#### [Instruction]
Quote, exactly, the line holding "What data was" and all lines after it to the end of the records below. Exclude pictures.

#### [Records for this task]

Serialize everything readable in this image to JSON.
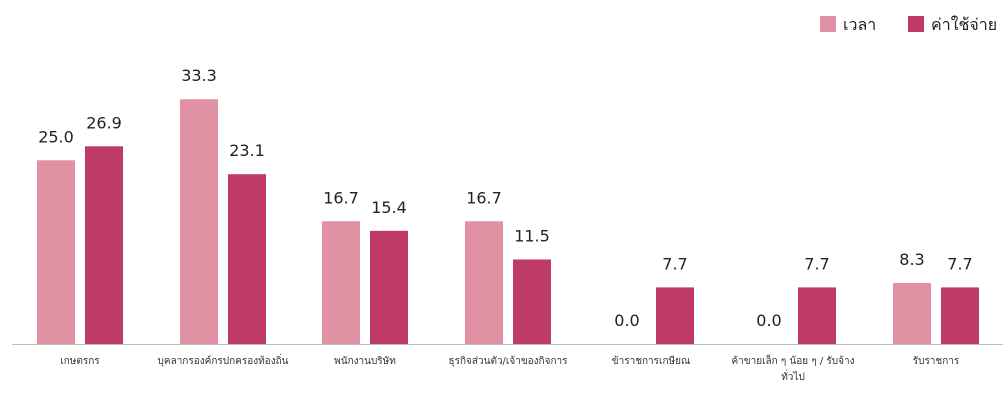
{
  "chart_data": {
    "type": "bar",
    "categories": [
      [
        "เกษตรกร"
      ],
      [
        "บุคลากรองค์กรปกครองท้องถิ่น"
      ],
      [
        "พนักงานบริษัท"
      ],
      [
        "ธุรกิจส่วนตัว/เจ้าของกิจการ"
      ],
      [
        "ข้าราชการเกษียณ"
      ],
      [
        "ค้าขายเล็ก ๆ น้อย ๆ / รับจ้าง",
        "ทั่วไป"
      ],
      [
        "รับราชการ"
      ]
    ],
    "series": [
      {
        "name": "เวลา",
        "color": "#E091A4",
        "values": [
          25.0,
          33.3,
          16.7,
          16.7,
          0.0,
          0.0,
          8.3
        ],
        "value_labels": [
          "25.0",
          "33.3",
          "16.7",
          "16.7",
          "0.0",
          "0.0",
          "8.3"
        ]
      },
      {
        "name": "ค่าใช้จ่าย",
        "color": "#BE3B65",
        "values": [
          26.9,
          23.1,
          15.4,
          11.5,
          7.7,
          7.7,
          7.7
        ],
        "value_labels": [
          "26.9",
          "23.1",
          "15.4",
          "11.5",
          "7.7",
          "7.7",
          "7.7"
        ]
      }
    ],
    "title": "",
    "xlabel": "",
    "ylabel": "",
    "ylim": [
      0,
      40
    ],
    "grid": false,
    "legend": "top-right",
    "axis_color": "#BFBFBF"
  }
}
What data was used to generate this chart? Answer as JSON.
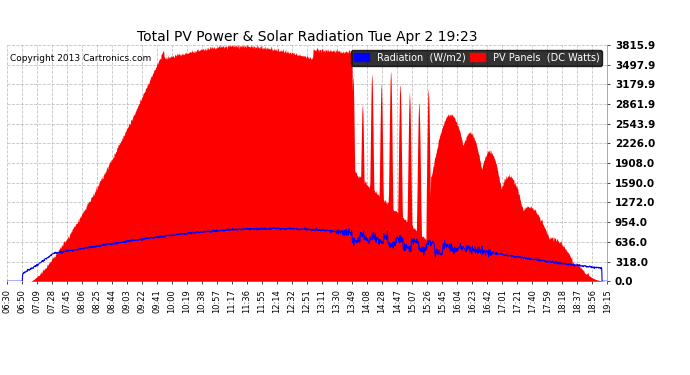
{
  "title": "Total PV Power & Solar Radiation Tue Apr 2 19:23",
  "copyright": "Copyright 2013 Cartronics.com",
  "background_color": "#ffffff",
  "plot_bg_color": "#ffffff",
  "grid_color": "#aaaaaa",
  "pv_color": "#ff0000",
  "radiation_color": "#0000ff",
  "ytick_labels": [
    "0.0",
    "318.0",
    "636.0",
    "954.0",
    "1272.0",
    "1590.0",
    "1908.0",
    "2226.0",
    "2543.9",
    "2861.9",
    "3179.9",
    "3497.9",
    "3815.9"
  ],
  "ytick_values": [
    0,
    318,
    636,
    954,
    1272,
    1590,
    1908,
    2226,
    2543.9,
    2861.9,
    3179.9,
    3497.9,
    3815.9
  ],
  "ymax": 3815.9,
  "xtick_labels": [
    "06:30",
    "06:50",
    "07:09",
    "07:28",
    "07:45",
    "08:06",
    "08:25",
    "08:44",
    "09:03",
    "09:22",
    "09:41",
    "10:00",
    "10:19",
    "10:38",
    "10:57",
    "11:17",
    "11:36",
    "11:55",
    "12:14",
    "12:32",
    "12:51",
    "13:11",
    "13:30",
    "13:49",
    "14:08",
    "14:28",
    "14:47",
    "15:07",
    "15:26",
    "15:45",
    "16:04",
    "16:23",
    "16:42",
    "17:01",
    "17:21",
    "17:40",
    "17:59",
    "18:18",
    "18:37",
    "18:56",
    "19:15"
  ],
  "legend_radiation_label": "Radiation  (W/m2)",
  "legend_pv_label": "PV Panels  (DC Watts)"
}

#### [Finished task]
What data was used to generate this chart? Answer as JSON.
{
  "title": "Total PV Power & Solar Radiation Tue Apr 2 19:23",
  "copyright": "Copyright 2013 Cartronics.com",
  "background_color": "#ffffff",
  "plot_bg_color": "#ffffff",
  "grid_color": "#aaaaaa",
  "pv_color": "#ff0000",
  "radiation_color": "#0000ff",
  "ytick_labels": [
    "0.0",
    "318.0",
    "636.0",
    "954.0",
    "1272.0",
    "1590.0",
    "1908.0",
    "2226.0",
    "2543.9",
    "2861.9",
    "3179.9",
    "3497.9",
    "3815.9"
  ],
  "ytick_values": [
    0,
    318,
    636,
    954,
    1272,
    1590,
    1908,
    2226,
    2543.9,
    2861.9,
    3179.9,
    3497.9,
    3815.9
  ],
  "ymax": 3815.9,
  "xtick_labels": [
    "06:30",
    "06:50",
    "07:09",
    "07:28",
    "07:45",
    "08:06",
    "08:25",
    "08:44",
    "09:03",
    "09:22",
    "09:41",
    "10:00",
    "10:19",
    "10:38",
    "10:57",
    "11:17",
    "11:36",
    "11:55",
    "12:14",
    "12:32",
    "12:51",
    "13:11",
    "13:30",
    "13:49",
    "14:08",
    "14:28",
    "14:47",
    "15:07",
    "15:26",
    "15:45",
    "16:04",
    "16:23",
    "16:42",
    "17:01",
    "17:21",
    "17:40",
    "17:59",
    "18:18",
    "18:37",
    "18:56",
    "19:15"
  ],
  "legend_radiation_label": "Radiation  (W/m2)",
  "legend_pv_label": "PV Panels  (DC Watts)"
}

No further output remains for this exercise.